** Supplied records **

----

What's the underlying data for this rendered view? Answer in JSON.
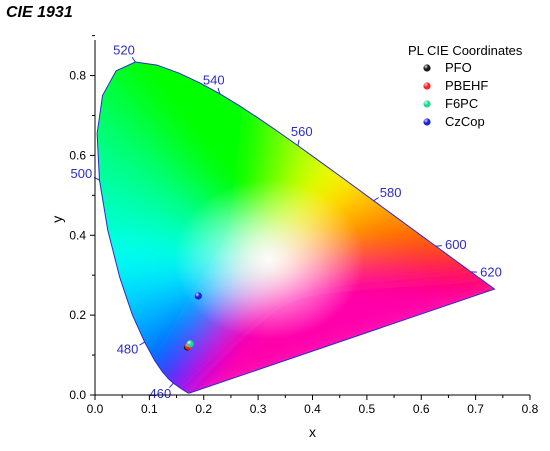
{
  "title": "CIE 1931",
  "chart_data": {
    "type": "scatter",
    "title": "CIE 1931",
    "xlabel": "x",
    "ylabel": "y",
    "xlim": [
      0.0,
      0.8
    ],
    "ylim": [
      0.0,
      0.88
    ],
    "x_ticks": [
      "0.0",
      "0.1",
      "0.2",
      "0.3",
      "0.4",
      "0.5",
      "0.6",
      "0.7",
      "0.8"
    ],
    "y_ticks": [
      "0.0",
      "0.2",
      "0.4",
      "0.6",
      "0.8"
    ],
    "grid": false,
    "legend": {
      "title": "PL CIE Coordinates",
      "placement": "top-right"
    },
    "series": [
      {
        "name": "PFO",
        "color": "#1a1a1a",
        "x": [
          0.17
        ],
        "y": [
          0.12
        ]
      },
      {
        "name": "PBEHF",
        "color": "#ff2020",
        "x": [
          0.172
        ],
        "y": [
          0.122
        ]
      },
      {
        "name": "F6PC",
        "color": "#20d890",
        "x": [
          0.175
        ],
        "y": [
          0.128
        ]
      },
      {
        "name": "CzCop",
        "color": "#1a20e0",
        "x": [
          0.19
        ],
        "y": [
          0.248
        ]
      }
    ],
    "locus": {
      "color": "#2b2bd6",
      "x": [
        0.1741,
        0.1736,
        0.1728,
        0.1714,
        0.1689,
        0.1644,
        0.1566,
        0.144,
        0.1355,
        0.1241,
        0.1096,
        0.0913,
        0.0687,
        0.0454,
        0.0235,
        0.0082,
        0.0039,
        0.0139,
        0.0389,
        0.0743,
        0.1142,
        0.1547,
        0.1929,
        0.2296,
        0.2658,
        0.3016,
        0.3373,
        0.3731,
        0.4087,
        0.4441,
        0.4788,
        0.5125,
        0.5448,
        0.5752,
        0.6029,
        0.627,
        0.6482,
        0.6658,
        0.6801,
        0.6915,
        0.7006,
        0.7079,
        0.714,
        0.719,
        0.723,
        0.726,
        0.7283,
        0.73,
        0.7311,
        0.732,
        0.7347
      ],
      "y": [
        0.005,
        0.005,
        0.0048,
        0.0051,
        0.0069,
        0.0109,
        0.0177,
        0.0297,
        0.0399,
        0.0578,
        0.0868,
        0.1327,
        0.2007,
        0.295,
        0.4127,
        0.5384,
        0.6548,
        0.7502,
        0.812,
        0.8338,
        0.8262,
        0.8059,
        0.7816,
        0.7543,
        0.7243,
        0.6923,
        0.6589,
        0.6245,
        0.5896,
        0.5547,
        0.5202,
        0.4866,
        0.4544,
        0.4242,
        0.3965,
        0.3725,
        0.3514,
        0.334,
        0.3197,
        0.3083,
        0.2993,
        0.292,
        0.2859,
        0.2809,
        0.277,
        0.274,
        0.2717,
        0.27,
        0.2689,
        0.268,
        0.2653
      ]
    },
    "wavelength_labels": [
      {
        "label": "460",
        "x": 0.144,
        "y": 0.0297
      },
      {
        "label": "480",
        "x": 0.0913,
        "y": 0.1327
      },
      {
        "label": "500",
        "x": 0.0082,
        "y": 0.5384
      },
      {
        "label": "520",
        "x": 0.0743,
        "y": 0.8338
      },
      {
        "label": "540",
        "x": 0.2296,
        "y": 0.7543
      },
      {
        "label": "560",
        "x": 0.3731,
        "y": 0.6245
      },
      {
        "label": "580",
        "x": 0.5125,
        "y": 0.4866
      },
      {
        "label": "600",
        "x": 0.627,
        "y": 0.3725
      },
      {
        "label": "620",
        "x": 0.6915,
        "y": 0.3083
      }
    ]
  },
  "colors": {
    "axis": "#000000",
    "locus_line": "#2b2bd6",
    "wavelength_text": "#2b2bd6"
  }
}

----

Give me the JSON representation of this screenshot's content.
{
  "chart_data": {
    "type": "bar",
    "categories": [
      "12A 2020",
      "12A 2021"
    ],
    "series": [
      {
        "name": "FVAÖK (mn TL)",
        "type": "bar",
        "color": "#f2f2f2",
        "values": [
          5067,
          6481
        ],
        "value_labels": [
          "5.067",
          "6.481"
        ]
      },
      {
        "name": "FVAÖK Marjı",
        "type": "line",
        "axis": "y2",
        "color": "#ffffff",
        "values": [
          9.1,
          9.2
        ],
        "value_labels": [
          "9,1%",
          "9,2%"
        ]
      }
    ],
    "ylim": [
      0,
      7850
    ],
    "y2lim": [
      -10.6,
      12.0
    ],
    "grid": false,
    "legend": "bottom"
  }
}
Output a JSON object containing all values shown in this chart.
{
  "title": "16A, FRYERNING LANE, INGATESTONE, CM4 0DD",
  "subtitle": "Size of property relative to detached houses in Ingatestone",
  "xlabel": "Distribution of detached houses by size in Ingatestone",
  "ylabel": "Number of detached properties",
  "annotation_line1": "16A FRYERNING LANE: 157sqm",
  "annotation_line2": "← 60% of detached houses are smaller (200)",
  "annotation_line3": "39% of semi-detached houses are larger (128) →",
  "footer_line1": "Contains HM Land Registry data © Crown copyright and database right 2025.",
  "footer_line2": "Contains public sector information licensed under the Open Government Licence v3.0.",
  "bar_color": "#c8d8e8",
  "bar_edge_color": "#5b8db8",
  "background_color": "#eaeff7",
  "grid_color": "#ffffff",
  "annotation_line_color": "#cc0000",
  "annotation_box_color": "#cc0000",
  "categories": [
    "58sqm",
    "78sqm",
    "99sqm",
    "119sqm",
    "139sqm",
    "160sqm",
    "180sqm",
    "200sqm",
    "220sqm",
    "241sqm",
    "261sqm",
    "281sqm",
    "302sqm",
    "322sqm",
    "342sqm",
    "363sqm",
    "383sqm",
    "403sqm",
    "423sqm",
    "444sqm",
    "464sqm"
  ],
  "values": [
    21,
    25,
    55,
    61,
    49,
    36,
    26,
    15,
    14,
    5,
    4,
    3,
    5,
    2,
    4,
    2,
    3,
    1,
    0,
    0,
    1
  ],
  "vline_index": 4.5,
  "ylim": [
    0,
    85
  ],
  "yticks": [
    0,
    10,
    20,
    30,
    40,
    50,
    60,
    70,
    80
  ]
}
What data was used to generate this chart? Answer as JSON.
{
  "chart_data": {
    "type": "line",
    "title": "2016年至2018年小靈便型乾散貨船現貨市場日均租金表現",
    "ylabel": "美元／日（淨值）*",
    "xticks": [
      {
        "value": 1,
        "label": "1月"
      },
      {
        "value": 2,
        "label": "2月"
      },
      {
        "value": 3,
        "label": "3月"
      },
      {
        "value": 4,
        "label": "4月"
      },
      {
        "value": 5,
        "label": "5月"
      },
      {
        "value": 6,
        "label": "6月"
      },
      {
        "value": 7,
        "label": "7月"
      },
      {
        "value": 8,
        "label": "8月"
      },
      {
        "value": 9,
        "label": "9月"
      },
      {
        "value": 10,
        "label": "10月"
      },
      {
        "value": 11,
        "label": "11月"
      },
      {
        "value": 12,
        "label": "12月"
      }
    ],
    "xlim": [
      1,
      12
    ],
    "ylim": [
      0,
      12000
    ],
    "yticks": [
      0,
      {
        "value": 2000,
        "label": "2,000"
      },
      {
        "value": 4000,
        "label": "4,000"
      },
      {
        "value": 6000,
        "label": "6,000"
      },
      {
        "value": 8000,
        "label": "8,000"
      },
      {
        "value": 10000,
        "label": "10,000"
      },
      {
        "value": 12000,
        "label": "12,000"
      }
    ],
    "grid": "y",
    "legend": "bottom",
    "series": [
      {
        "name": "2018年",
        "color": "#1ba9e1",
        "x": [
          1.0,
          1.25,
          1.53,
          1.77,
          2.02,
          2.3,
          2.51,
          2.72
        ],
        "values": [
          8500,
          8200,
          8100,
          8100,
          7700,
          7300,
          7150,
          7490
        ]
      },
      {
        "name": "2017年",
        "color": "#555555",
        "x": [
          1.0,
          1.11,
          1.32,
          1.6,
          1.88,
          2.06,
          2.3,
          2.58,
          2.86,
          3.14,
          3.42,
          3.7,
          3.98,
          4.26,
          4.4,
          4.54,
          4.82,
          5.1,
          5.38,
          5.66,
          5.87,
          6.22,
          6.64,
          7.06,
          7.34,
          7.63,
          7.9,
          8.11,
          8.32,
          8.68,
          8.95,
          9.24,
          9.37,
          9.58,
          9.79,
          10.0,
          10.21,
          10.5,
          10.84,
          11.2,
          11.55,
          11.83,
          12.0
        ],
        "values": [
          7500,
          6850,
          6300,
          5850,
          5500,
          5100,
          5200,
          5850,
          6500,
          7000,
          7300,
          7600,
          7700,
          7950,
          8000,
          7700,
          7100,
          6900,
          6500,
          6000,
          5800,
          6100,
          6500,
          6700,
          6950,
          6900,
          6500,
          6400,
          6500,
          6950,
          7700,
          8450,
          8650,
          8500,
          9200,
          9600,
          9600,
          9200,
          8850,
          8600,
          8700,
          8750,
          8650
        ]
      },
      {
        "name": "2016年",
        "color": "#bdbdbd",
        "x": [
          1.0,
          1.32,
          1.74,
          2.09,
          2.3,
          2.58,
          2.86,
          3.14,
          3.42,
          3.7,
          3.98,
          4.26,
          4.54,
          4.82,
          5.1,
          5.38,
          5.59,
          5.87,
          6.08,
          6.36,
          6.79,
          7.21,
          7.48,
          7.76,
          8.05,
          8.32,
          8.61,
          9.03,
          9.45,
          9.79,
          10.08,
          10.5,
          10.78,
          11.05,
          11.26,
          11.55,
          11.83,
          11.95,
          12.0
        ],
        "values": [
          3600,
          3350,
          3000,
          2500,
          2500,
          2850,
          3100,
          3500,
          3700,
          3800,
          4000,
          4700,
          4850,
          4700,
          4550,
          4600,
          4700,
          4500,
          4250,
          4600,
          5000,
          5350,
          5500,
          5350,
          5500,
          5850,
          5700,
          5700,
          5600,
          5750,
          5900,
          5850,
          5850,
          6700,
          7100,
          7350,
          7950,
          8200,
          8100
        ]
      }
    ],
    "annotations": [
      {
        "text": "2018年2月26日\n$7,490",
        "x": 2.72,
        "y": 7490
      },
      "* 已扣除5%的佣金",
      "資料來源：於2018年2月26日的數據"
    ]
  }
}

----

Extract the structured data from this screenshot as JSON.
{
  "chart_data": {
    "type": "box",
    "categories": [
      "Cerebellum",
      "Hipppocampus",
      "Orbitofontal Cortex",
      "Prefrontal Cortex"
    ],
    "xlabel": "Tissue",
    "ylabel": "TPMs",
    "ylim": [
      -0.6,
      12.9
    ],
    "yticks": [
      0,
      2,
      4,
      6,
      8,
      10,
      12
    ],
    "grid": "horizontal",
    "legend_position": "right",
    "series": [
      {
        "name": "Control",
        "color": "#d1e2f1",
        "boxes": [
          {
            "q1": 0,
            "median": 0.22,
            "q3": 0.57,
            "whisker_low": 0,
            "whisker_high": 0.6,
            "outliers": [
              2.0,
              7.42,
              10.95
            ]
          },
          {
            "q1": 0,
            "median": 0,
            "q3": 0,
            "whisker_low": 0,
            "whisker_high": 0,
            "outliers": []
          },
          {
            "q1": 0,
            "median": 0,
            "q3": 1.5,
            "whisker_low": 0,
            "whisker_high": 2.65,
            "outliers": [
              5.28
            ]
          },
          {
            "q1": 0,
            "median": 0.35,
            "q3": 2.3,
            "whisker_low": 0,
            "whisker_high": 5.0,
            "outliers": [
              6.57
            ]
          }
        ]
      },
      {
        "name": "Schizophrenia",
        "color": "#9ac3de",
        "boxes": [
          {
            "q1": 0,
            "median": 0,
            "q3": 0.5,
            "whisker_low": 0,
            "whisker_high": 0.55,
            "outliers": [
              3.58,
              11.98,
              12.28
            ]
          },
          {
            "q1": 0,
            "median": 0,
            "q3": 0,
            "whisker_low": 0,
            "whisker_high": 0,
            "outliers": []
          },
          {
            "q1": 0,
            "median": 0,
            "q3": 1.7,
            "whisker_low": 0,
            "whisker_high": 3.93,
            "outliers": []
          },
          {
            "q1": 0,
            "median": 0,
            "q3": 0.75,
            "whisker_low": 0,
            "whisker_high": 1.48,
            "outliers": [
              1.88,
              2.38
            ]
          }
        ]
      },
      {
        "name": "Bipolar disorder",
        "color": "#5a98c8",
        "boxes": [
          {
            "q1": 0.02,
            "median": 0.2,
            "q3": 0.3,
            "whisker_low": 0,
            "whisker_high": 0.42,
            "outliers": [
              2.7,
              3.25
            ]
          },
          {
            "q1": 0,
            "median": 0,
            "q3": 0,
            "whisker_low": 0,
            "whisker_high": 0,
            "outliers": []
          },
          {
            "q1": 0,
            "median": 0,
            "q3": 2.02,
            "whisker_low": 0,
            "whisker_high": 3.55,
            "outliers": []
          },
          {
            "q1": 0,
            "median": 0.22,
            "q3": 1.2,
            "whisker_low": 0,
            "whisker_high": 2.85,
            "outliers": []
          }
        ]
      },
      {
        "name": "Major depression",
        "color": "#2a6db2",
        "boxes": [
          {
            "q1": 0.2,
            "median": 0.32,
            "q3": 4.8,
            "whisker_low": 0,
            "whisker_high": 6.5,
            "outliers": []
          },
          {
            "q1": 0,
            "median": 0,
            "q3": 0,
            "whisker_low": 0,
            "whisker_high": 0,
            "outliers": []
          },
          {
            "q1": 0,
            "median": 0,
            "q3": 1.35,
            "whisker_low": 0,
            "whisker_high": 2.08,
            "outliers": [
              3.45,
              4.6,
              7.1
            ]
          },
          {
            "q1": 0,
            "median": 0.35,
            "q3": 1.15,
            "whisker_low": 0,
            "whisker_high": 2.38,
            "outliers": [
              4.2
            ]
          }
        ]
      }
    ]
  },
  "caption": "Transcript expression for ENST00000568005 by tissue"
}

----

Copy out each line of the material that holds the word "this".

What's the underlying data for this rendered view? Answer in JSON.
Give me the JSON representation of this screenshot's content.
Output a JSON object containing all values shown in this chart.
What data was used to generate this chart? Answer as JSON.
Extract the structured data from this screenshot as JSON.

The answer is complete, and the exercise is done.